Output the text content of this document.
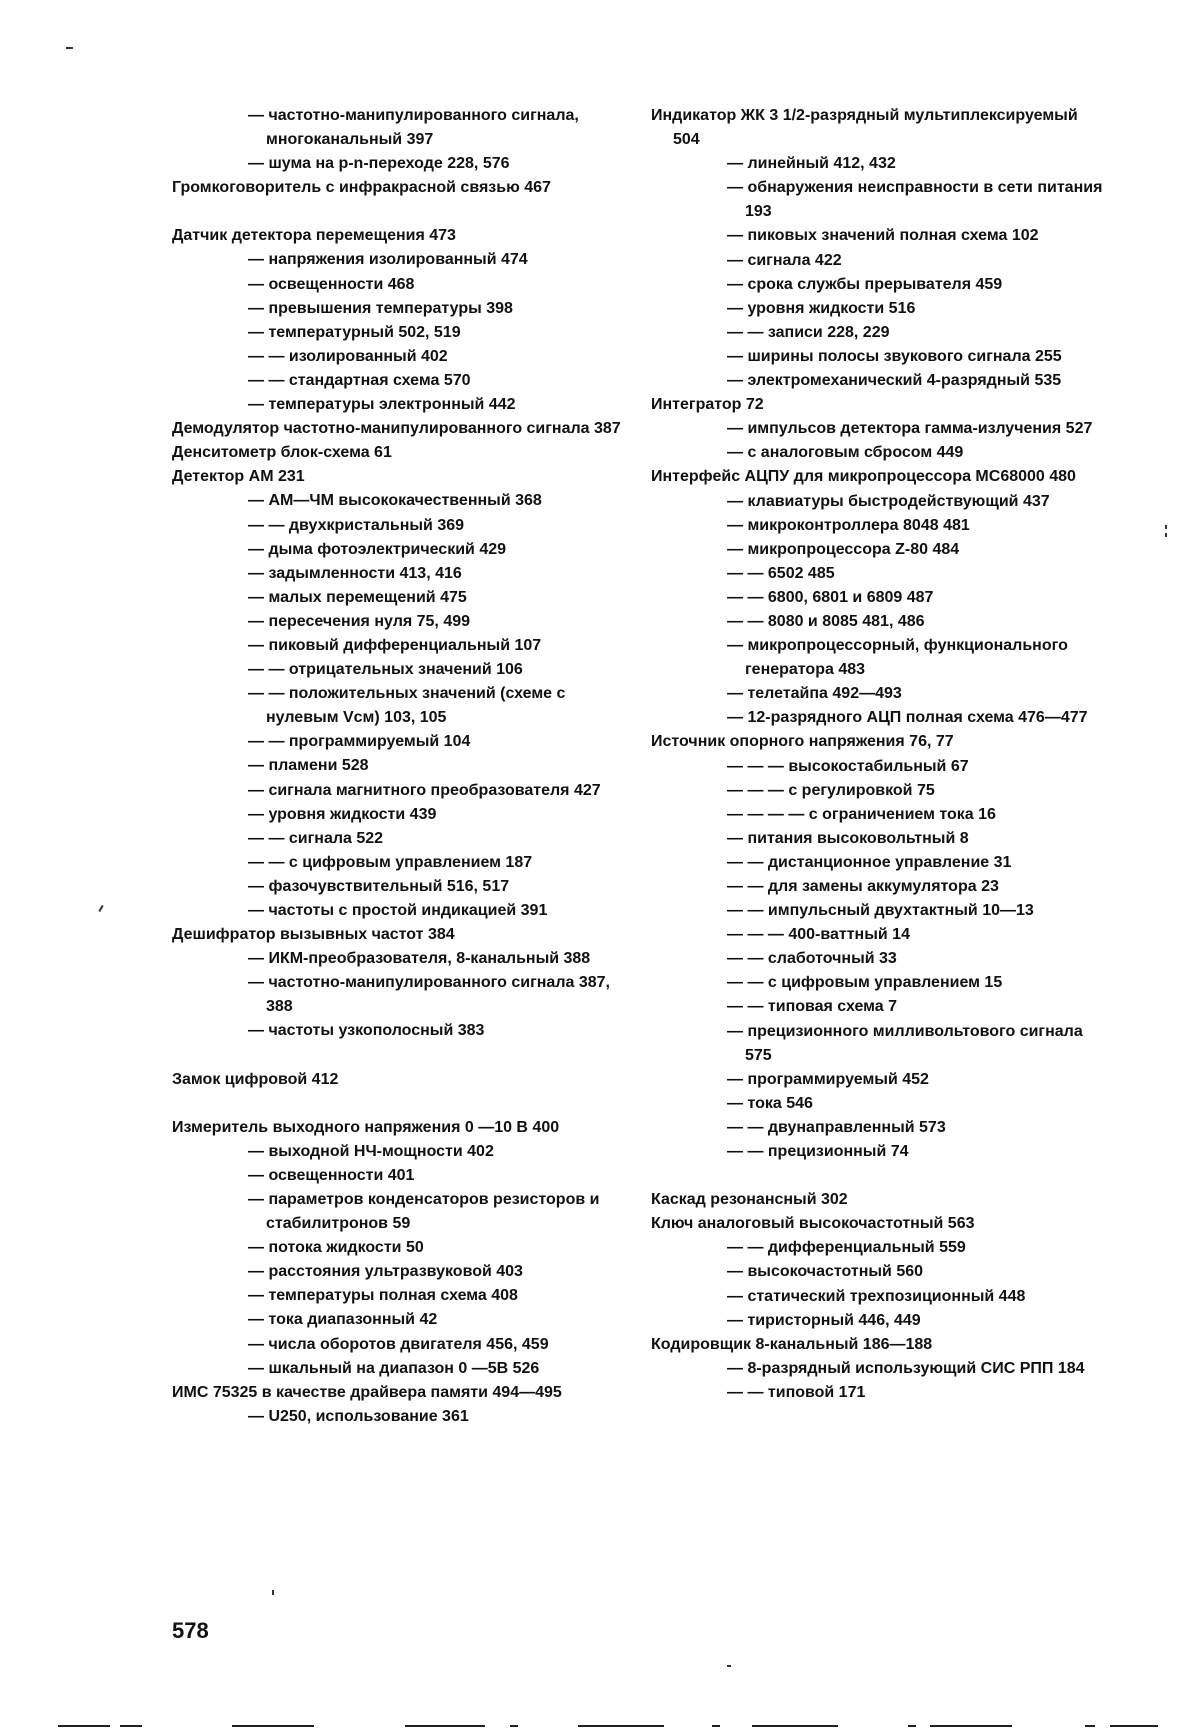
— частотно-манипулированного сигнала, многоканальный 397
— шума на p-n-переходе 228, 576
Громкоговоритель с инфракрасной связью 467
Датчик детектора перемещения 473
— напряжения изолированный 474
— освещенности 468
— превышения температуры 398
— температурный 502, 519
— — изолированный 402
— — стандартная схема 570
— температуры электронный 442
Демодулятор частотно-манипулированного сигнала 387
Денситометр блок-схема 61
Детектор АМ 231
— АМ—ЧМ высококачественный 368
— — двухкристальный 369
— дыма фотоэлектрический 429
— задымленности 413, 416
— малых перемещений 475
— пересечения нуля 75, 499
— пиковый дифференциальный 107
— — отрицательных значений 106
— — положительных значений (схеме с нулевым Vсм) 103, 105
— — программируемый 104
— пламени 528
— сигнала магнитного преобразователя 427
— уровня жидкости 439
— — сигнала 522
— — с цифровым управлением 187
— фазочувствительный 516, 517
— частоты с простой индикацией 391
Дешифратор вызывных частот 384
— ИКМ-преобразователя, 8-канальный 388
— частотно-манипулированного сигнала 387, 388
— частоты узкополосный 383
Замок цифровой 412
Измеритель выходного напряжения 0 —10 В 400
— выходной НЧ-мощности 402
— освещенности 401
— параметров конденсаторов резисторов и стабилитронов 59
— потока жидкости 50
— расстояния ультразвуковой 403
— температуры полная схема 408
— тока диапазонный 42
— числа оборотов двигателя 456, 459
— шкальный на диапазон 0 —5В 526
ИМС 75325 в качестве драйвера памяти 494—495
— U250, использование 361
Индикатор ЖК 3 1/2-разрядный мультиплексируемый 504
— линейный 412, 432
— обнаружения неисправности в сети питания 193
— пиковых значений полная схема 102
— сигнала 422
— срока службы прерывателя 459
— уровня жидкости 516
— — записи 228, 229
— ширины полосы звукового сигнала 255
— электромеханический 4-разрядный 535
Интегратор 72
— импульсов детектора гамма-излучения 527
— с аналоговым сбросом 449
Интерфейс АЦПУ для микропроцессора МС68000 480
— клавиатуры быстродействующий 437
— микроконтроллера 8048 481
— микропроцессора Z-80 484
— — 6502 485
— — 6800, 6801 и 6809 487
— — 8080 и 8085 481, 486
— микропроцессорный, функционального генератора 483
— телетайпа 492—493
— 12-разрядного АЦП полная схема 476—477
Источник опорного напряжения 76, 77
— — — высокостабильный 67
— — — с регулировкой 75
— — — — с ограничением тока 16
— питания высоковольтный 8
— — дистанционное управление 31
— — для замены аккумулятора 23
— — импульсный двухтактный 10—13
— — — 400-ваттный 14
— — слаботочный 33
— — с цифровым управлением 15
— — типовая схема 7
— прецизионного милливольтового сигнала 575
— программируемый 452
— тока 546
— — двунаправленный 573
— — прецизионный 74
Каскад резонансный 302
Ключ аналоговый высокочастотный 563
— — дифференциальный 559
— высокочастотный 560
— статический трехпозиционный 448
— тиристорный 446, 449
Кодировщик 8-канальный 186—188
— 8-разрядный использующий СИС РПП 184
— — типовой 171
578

==

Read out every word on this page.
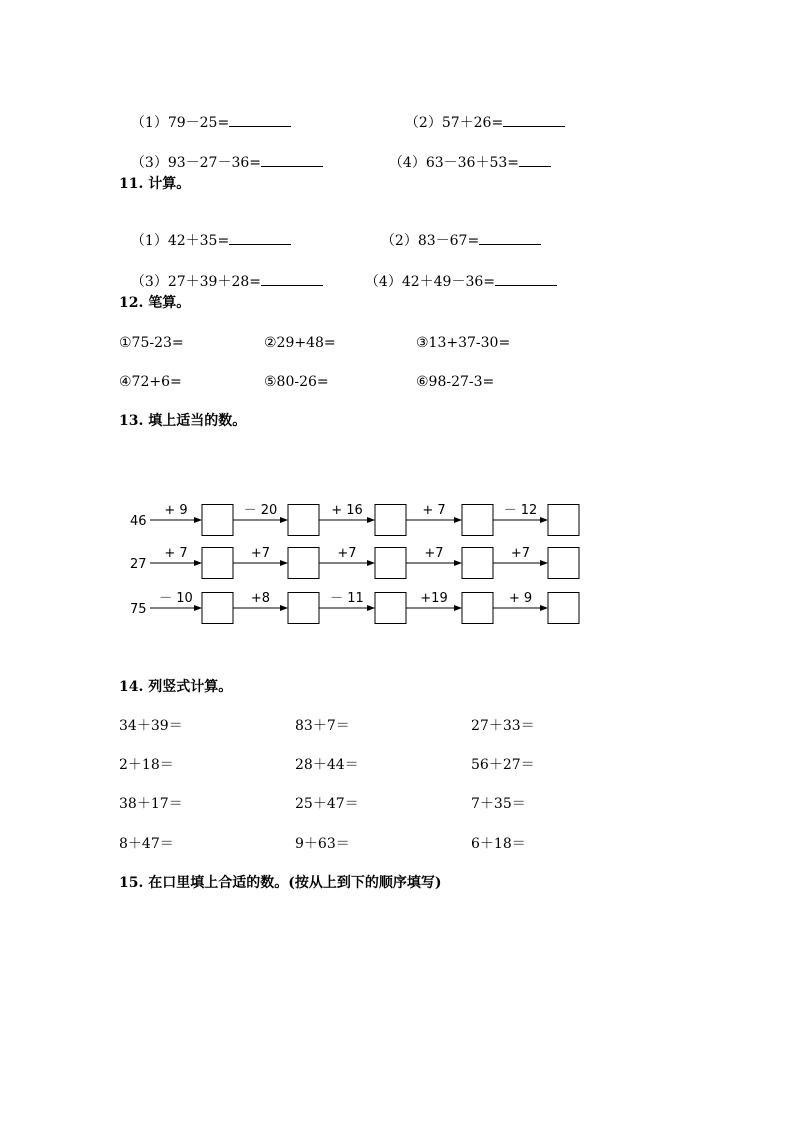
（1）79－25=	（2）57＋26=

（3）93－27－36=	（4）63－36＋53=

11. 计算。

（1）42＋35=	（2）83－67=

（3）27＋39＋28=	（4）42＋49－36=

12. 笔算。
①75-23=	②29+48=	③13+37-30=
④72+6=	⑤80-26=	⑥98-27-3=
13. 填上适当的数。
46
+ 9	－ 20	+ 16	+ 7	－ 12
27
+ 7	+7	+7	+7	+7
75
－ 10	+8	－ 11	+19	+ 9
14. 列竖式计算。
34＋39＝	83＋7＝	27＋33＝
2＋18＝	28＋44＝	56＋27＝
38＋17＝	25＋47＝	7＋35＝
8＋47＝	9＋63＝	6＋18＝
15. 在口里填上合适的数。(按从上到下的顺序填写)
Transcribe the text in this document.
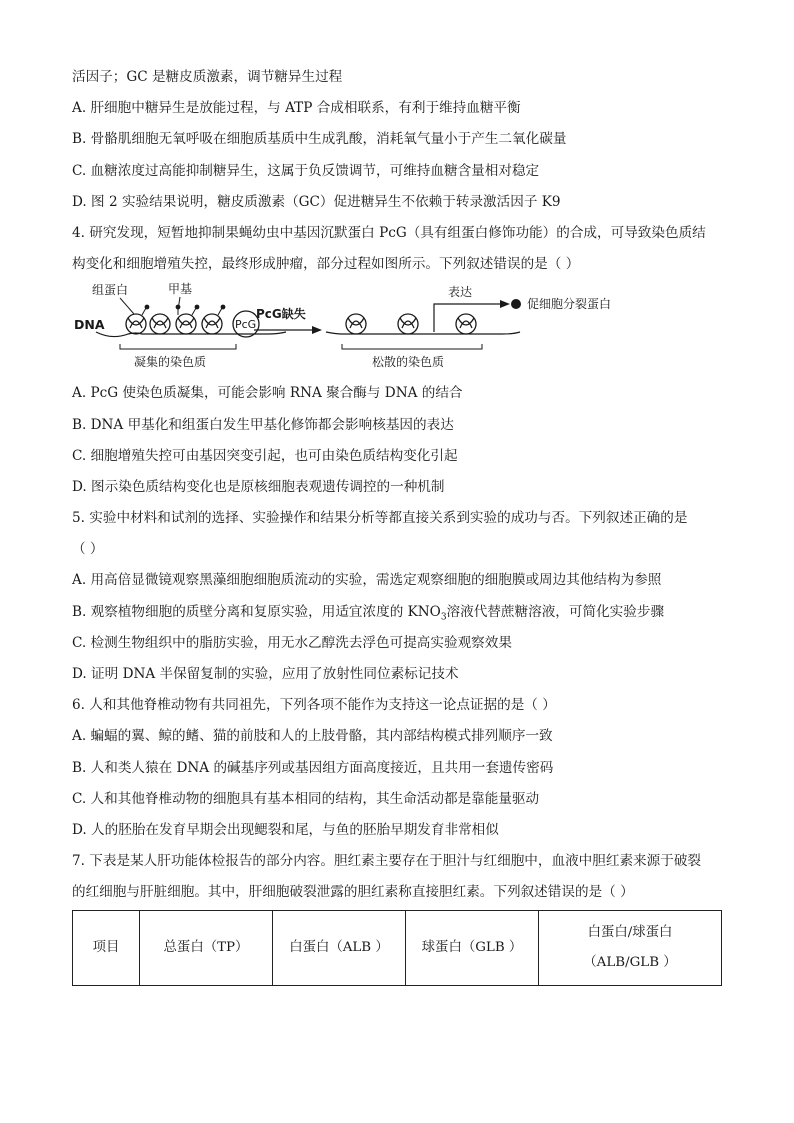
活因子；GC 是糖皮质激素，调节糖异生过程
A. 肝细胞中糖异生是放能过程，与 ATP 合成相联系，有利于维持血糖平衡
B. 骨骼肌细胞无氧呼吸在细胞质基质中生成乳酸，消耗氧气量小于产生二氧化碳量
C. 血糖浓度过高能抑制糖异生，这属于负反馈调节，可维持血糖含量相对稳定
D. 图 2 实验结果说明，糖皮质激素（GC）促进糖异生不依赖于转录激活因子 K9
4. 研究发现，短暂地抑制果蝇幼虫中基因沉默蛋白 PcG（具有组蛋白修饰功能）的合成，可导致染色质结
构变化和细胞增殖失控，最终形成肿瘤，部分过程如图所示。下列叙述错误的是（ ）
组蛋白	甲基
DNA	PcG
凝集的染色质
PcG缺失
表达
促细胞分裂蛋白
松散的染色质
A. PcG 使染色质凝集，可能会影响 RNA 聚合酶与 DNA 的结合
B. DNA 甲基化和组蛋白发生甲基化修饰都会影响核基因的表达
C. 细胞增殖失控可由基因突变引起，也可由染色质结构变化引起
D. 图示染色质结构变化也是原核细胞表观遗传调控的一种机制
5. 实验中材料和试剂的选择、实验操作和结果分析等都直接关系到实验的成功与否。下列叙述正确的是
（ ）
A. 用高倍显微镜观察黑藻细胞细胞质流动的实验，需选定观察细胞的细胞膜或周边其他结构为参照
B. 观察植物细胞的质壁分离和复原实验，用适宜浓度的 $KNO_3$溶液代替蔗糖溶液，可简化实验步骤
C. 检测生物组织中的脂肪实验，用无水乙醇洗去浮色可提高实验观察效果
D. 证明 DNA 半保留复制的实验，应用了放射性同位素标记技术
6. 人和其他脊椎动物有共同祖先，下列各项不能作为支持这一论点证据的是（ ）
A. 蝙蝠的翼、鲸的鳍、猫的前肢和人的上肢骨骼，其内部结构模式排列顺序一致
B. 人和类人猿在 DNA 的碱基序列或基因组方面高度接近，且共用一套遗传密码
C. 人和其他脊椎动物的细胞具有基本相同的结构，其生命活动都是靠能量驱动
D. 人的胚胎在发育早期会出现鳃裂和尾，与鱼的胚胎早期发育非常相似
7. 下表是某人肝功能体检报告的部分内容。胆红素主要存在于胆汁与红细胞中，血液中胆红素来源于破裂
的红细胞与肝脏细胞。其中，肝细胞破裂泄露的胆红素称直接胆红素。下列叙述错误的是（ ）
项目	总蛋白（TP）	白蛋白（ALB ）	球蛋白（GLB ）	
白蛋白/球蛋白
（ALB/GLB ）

* * *

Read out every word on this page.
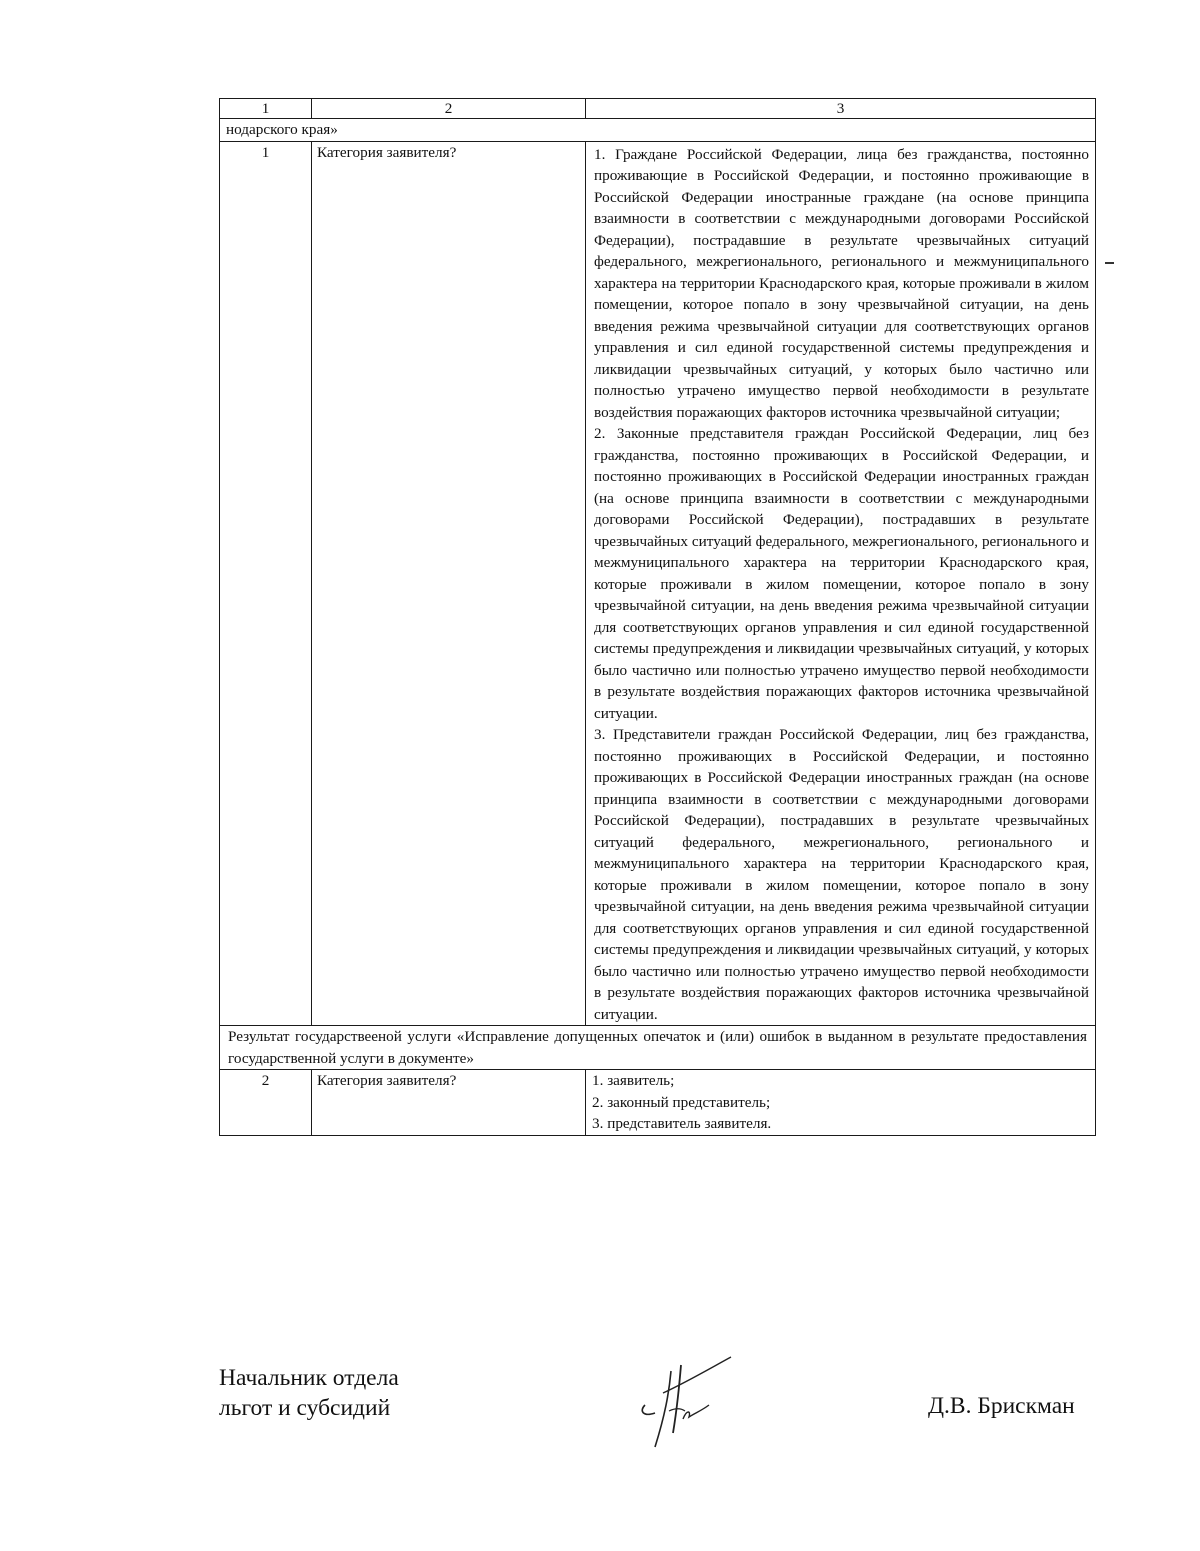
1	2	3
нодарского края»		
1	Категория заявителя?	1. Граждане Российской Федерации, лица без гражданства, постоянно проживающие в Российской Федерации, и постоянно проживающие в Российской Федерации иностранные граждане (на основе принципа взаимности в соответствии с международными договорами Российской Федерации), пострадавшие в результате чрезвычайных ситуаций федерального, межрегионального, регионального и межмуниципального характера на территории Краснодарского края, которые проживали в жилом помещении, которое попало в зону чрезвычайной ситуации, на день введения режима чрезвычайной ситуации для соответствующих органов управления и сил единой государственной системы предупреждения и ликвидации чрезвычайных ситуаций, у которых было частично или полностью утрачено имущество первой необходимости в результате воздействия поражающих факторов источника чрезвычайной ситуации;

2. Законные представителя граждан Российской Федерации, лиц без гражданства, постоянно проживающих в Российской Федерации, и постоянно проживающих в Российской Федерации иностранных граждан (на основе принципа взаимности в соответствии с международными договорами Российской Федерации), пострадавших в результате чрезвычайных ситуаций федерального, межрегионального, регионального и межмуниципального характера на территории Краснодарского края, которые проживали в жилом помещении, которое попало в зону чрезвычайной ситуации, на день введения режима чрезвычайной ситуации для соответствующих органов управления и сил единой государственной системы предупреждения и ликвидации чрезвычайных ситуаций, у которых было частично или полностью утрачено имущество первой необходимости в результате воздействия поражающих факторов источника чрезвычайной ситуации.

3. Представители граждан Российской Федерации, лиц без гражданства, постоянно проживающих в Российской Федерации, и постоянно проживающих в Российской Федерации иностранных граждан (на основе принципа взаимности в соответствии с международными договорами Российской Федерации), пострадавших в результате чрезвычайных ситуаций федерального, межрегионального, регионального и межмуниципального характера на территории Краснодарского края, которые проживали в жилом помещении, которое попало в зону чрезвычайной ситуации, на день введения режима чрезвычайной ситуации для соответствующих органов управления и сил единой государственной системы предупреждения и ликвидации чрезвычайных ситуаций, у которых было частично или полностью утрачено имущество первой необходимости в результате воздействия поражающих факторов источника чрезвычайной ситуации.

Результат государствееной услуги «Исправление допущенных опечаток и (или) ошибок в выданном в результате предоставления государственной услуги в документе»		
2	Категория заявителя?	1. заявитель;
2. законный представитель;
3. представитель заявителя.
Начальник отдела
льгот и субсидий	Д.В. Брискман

▶ _WHAT TO DO_
Show every line from the listing above in which the string "document" appears.

▶ _REPLY TO THE EXERCISE_
Output the text content of this document.
Transcribe the text in this document.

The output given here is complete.